The records below must be retyped exactly.

START Records supplied

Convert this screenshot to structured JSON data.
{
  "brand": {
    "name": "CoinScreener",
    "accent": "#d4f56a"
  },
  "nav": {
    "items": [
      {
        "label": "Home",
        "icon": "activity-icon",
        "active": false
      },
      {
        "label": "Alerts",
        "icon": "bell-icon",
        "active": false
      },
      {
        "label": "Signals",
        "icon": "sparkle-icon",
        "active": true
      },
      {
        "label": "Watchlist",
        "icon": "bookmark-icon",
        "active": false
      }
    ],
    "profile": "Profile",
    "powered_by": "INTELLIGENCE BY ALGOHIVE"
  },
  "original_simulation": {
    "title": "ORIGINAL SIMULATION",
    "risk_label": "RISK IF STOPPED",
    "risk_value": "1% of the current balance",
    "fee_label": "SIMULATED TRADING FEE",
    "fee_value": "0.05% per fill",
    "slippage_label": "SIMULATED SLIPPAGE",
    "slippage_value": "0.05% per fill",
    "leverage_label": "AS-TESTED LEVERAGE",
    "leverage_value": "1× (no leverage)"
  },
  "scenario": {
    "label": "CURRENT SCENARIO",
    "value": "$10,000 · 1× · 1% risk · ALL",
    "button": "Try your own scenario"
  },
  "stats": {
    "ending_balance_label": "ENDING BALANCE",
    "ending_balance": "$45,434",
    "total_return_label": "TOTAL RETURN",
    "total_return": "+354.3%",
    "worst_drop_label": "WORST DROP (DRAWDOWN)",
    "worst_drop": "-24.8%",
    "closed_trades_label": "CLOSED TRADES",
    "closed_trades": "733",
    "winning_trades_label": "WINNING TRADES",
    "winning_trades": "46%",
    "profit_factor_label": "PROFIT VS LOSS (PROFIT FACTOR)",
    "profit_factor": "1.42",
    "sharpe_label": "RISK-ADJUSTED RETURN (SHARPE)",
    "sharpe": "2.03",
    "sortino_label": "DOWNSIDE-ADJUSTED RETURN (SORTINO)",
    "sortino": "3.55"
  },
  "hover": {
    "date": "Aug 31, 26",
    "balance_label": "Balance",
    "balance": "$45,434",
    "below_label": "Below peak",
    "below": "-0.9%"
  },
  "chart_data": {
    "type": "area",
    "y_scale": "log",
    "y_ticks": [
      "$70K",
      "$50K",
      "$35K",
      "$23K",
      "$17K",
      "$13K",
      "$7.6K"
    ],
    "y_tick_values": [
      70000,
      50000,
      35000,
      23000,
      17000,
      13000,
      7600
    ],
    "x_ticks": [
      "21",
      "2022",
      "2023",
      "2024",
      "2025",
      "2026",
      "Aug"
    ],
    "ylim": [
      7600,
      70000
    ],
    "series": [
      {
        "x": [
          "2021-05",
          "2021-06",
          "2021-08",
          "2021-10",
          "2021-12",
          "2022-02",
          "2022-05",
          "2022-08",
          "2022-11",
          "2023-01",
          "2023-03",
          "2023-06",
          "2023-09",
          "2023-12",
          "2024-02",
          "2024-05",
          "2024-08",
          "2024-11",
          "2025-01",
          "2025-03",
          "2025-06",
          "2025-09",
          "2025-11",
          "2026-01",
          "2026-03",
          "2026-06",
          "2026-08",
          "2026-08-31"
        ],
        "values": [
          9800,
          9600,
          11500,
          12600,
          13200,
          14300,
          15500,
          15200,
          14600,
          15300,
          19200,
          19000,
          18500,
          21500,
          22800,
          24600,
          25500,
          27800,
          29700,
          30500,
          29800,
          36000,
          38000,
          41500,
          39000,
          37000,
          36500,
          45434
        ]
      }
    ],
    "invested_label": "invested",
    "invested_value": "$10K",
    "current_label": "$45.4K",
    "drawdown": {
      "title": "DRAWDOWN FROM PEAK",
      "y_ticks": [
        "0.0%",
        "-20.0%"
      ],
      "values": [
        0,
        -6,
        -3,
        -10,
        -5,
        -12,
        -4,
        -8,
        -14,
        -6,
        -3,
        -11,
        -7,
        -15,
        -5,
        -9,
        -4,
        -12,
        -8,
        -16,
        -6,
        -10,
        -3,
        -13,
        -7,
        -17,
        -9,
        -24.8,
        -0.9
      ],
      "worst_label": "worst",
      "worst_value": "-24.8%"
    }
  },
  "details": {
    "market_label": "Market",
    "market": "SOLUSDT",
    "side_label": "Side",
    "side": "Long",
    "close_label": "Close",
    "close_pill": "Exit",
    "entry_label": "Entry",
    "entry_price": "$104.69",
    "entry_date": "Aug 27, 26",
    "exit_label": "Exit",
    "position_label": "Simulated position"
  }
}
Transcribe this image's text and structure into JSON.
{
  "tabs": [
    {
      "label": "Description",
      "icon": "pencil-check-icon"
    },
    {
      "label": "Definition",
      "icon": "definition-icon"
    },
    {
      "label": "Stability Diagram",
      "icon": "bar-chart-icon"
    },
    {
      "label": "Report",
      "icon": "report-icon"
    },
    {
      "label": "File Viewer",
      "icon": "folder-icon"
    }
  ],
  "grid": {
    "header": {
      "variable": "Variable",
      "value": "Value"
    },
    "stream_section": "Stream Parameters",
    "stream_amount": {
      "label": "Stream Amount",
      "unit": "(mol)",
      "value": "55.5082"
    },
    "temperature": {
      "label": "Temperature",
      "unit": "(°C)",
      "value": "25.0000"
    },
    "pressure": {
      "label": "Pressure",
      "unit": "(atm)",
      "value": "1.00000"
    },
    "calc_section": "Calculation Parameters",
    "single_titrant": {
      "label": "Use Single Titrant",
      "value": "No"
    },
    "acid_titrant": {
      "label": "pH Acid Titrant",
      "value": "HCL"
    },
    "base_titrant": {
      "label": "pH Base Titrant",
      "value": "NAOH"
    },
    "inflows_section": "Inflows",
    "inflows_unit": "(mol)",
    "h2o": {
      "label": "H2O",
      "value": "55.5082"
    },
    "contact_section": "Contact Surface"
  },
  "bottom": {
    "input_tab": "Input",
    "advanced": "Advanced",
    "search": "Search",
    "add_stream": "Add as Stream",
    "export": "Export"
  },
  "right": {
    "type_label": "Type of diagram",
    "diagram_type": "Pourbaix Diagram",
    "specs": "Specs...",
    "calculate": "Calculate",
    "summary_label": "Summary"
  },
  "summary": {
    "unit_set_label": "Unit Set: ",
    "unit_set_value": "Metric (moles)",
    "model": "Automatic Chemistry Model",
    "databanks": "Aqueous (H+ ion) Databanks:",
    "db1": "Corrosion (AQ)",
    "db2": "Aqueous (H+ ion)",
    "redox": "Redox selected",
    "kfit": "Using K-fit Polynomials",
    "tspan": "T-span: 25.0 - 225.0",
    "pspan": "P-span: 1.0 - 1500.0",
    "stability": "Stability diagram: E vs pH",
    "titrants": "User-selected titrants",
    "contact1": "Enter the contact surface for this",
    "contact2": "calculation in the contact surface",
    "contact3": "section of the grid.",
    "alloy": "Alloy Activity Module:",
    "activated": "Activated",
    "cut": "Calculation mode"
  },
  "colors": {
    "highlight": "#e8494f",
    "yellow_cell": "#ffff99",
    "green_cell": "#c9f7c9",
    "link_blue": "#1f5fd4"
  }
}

END Records supplied

_Worked solution_
Convert this screenshot to structured JSON data.
{
  "brand": {
    "name": "CoinScreener",
    "accent": "#d4f56a"
  },
  "nav": {
    "items": [
      {
        "label": "Home",
        "icon": "activity-icon",
        "active": false
      },
      {
        "label": "Alerts",
        "icon": "bell-icon",
        "active": false
      },
      {
        "label": "Signals",
        "icon": "sparkle-icon",
        "active": true
      },
      {
        "label": "Watchlist",
        "icon": "bookmark-icon",
        "active": false
      }
    ],
    "profile": "Profile",
    "powered_by": "INTELLIGENCE BY ALGOHIVE"
  },
  "original_simulation": {
    "title": "ORIGINAL SIMULATION",
    "risk_label": "RISK IF STOPPED",
    "risk_value": "1% of the current balance",
    "fee_label": "SIMULATED TRADING FEE",
    "fee_value": "0.05% per fill",
    "slippage_label": "SIMULATED SLIPPAGE",
    "slippage_value": "0.05% per fill",
    "leverage_label": "AS-TESTED LEVERAGE",
    "leverage_value": "1× (no leverage)"
  },
  "scenario": {
    "label": "CURRENT SCENARIO",
    "value": "$10,000 · 1× · 1% risk · ALL",
    "button": "Try your own scenario"
  },
  "stats": {
    "ending_balance_label": "ENDING BALANCE",
    "ending_balance": "$45,434",
    "total_return_label": "TOTAL RETURN",
    "total_return": "+354.3%",
    "worst_drop_label": "WORST DROP (DRAWDOWN)",
    "worst_drop": "-24.8%",
    "closed_trades_label": "CLOSED TRADES",
    "closed_trades": "733",
    "winning_trades_label": "WINNING TRADES",
    "winning_trades": "46%",
    "profit_factor_label": "PROFIT VS LOSS (PROFIT FACTOR)",
    "profit_factor": "1.42",
    "sharpe_label": "RISK-ADJUSTED RETURN (SHARPE)",
    "sharpe": "2.03",
    "sortino_label": "DOWNSIDE-ADJUSTED RETURN (SORTINO)",
    "sortino": "3.55"
  },
  "hover": {
    "date": "Aug 31, 26",
    "balance_label": "Balance",
    "balance": "$45,434",
    "below_label": "Below peak",
    "below": "-0.9%"
  },
  "chart_data": {
    "type": "area",
    "y_scale": "log",
    "y_ticks": [
      "$70K",
      "$50K",
      "$35K",
      "$23K",
      "$17K",
      "$13K",
      "$7.6K"
    ],
    "y_tick_values": [
      70000,
      50000,
      35000,
      23000,
      17000,
      13000,
      7600
    ],
    "x_ticks": [
      "21",
      "2022",
      "2023",
      "2024",
      "2025",
      "2026",
      "Aug"
    ],
    "ylim": [
      7600,
      70000
    ],
    "series": [
      {
        "x": [
          "2021-05",
          "2021-06",
          "2021-08",
          "2021-10",
          "2021-12",
          "2022-02",
          "2022-05",
          "2022-08",
          "2022-11",
          "2023-01",
          "2023-03",
          "2023-06",
          "2023-09",
          "2023-12",
          "2024-02",
          "2024-05",
          "2024-08",
          "2024-11",
          "2025-01",
          "2025-03",
          "2025-06",
          "2025-09",
          "2025-11",
          "2026-01",
          "2026-03",
          "2026-06",
          "2026-08",
          "2026-08-31"
        ],
        "values": [
          9800,
          9600,
          11500,
          12600,
          13200,
          14300,
          15500,
          15200,
          14600,
          15300,
          19200,
          19000,
          18500,
          21500,
          22800,
          24600,
          25500,
          27800,
          29700,
          30500,
          29800,
          36000,
          38000,
          41500,
          39000,
          37000,
          36500,
          45434
        ]
      }
    ],
    "invested_label": "invested",
    "invested_value": "$10K",
    "current_label": "$45.4K",
    "drawdown": {
      "title": "DRAWDOWN FROM PEAK",
      "y_ticks": [
        "0.0%",
        "-20.0%"
      ],
      "values": [
        0,
        -6,
        -3,
        -10,
        -5,
        -12,
        -4,
        -8,
        -14,
        -6,
        -3,
        -11,
        -7,
        -15,
        -5,
        -9,
        -4,
        -12,
        -8,
        -16,
        -6,
        -10,
        -3,
        -13,
        -7,
        -17,
        -9,
        -24.8,
        -0.9
      ],
      "worst_label": "worst",
      "worst_value": "-24.8%"
    }
  },
  "details": {
    "market_label": "Market",
    "market": "SOLUSDT",
    "side_label": "Side",
    "side": "Long",
    "close_label": "Close",
    "close_pill": "Exit",
    "entry_label": "Entry",
    "entry_price": "$104.69",
    "entry_date": "Aug 27, 26",
    "exit_label": "Exit",
    "position_label": "Simulated position"
  }
}
Transcribe this image's text and structure into JSON.
{
  "tabs": [
    {
      "label": "Description",
      "icon": "pencil-check-icon"
    },
    {
      "label": "Definition",
      "icon": "definition-icon"
    },
    {
      "label": "Stability Diagram",
      "icon": "bar-chart-icon"
    },
    {
      "label": "Report",
      "icon": "report-icon"
    },
    {
      "label": "File Viewer",
      "icon": "folder-icon"
    }
  ],
  "grid": {
    "header": {
      "variable": "Variable",
      "value": "Value"
    },
    "stream_section": "Stream Parameters",
    "stream_amount": {
      "label": "Stream Amount",
      "unit": "(mol)",
      "value": "55.5082"
    },
    "temperature": {
      "label": "Temperature",
      "unit": "(°C)",
      "value": "25.0000"
    },
    "pressure": {
      "label": "Pressure",
      "unit": "(atm)",
      "value": "1.00000"
    },
    "calc_section": "Calculation Parameters",
    "single_titrant": {
      "label": "Use Single Titrant",
      "value": "No"
    },
    "acid_titrant": {
      "label": "pH Acid Titrant",
      "value": "HCL"
    },
    "base_titrant": {
      "label": "pH Base Titrant",
      "value": "NAOH"
    },
    "inflows_section": "Inflows",
    "inflows_unit": "(mol)",
    "h2o": {
      "label": "H2O",
      "value": "55.5082"
    },
    "contact_section": "Contact Surface"
  },
  "bottom": {
    "input_tab": "Input",
    "advanced": "Advanced",
    "search": "Search",
    "add_stream": "Add as Stream",
    "export": "Export"
  },
  "right": {
    "type_label": "Type of diagram",
    "diagram_type": "Pourbaix Diagram",
    "specs": "Specs...",
    "calculate": "Calculate",
    "summary_label": "Summary"
  },
  "summary": {
    "unit_set_label": "Unit Set: ",
    "unit_set_value": "Metric (moles)",
    "model": "Automatic Chemistry Model",
    "databanks": "Aqueous (H+ ion) Databanks:",
    "db1": "Corrosion (AQ)",
    "db2": "Aqueous (H+ ion)",
    "redox": "Redox selected",
    "kfit": "Using K-fit Polynomials",
    "tspan": "T-span: 25.0 - 225.0",
    "pspan": "P-span: 1.0 - 1500.0",
    "stability": "Stability diagram: E vs pH",
    "titrants": "User-selected titrants",
    "contact1": "Enter the contact surface for this",
    "contact2": "calculation in the contact surface",
    "contact3": "section of the grid.",
    "alloy": "Alloy Activity Module:",
    "activated": "Activated",
    "cut": "Calculation mode"
  },
  "colors": {
    "highlight": "#e8494f",
    "yellow_cell": "#ffff99",
    "green_cell": "#c9f7c9",
    "link_blue": "#1f5fd4"
  }
}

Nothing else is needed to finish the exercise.